§ **Instructions for the task**:
Check every line of the material below for the string "Dashboard", and return the ones that have it.

_____

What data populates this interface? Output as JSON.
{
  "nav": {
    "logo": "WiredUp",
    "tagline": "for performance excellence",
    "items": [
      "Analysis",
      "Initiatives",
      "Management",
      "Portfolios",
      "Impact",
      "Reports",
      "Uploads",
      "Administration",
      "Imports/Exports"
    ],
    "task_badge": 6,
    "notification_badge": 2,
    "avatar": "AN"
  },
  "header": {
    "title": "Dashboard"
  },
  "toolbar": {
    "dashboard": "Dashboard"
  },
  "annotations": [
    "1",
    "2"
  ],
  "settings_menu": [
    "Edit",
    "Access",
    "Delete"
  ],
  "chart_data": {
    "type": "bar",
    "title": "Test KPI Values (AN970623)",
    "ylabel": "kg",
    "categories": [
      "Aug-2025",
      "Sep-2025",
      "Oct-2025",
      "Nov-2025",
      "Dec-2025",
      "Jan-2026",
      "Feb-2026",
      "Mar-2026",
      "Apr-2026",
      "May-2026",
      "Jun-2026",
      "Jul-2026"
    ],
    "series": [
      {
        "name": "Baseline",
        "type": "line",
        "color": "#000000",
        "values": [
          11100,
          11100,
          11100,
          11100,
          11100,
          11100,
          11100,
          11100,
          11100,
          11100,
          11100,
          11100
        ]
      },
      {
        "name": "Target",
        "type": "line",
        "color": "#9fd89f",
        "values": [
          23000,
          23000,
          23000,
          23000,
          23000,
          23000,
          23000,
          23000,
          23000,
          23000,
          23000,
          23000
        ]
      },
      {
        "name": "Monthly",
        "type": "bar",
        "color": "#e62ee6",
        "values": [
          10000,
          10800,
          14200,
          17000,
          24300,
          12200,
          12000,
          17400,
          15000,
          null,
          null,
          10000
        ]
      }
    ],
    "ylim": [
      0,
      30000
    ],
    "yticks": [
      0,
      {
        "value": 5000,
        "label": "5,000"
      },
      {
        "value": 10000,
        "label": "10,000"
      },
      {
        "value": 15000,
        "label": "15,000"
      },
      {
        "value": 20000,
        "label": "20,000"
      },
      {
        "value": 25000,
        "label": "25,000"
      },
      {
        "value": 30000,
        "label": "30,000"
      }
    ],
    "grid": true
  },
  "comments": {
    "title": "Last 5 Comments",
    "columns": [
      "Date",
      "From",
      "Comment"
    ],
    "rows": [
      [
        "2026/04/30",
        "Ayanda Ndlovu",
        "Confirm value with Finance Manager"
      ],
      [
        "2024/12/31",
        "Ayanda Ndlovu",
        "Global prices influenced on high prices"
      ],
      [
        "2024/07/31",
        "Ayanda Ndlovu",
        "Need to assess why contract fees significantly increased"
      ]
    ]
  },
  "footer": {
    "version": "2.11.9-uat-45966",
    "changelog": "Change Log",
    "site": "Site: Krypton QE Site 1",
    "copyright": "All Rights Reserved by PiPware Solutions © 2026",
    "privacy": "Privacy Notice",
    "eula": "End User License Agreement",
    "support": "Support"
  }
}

_____

§ **Solved exercise**:
    "title": "Dashboard"
    "dashboard": "Dashboard"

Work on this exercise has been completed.